Challenge:
Reproduce the material in full, exactly as written.

Data:
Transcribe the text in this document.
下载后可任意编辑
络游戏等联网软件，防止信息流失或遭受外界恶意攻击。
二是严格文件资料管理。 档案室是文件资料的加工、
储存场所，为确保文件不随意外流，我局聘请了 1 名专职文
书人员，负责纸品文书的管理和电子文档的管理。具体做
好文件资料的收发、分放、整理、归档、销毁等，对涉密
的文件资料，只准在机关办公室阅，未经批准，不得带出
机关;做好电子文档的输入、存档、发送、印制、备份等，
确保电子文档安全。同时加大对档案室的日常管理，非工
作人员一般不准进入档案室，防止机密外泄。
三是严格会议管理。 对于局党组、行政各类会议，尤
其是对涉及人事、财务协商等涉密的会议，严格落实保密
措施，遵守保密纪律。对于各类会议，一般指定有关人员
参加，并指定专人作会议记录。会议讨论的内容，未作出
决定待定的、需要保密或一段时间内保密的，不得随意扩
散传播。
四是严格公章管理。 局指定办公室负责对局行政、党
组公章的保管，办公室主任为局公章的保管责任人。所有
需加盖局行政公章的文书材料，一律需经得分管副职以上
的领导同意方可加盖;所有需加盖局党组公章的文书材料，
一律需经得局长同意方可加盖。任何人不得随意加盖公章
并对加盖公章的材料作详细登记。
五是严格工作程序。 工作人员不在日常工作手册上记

Final result:
Transcribe the text in this document.
下载后可任意编辑
络游戏等联网软件，防止信息流失或遭受外界恶意攻击。
二是严格文件资料管理。 档案室是文件资料的加工、
储存场所，为确保文件不随意外流，我局聘请了 1 名专职文
书人员，负责纸品文书的管理和电子文档的管理。具体做
好文件资料的收发、分放、整理、归档、销毁等，对涉密
的文件资料，只准在机关办公室阅，未经批准，不得带出
机关;做好电子文档的输入、存档、发送、印制、备份等，
确保电子文档安全。同时加大对档案室的日常管理，非工
作人员一般不准进入档案室，防止机密外泄。
三是严格会议管理。 对于局党组、行政各类会议，尤
其是对涉及人事、财务协商等涉密的会议，严格落实保密
措施，遵守保密纪律。对于各类会议，一般指定有关人员
参加，并指定专人作会议记录。会议讨论的内容，未作出
决定待定的、需要保密或一段时间内保密的，不得随意扩
散传播。
四是严格公章管理。 局指定办公室负责对局行政、党
组公章的保管，办公室主任为局公章的保管责任人。所有
需加盖局行政公章的文书材料，一律需经得分管副职以上
的领导同意方可加盖;所有需加盖局党组公章的文书材料，
一律需经得局长同意方可加盖。任何人不得随意加盖公章
并对加盖公章的材料作详细登记。
五是严格工作程序。 工作人员不在日常工作手册上记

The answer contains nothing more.